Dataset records
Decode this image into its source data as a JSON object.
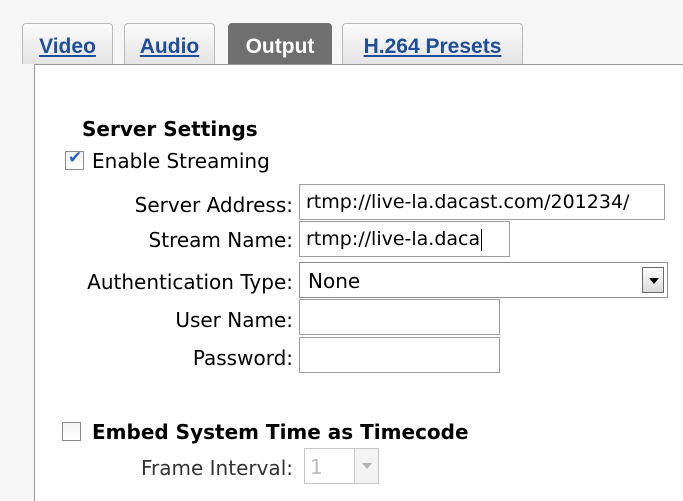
{
  "tabs": [
    {
      "label": "Video",
      "active": false
    },
    {
      "label": "Audio",
      "active": false
    },
    {
      "label": "Output",
      "active": true
    },
    {
      "label": "H.264 Presets",
      "active": false
    }
  ],
  "server_settings": {
    "title": "Server Settings",
    "enable_streaming": {
      "label": "Enable Streaming",
      "checked": true
    },
    "server_address": {
      "label": "Server Address:",
      "value": "rtmp://live-la.dacast.com/201234/"
    },
    "stream_name": {
      "label": "Stream Name:",
      "value": "rtmp://live-la.daca"
    },
    "authentication_type": {
      "label": "Authentication Type:",
      "value": "None"
    },
    "user_name": {
      "label": "User Name:",
      "value": ""
    },
    "password": {
      "label": "Password:",
      "value": ""
    }
  },
  "timecode": {
    "embed": {
      "label": "Embed System Time as Timecode",
      "checked": false
    },
    "frame_interval": {
      "label": "Frame Interval:",
      "value": "1",
      "enabled": false
    }
  },
  "colors": {
    "link": "#1f4e9e",
    "active_tab": "#6f6f6f",
    "check": "#2a62c9"
  }
}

» **Problem**: Report only a number: how many lines in the material above contain the string "live".

» **Written response**: 2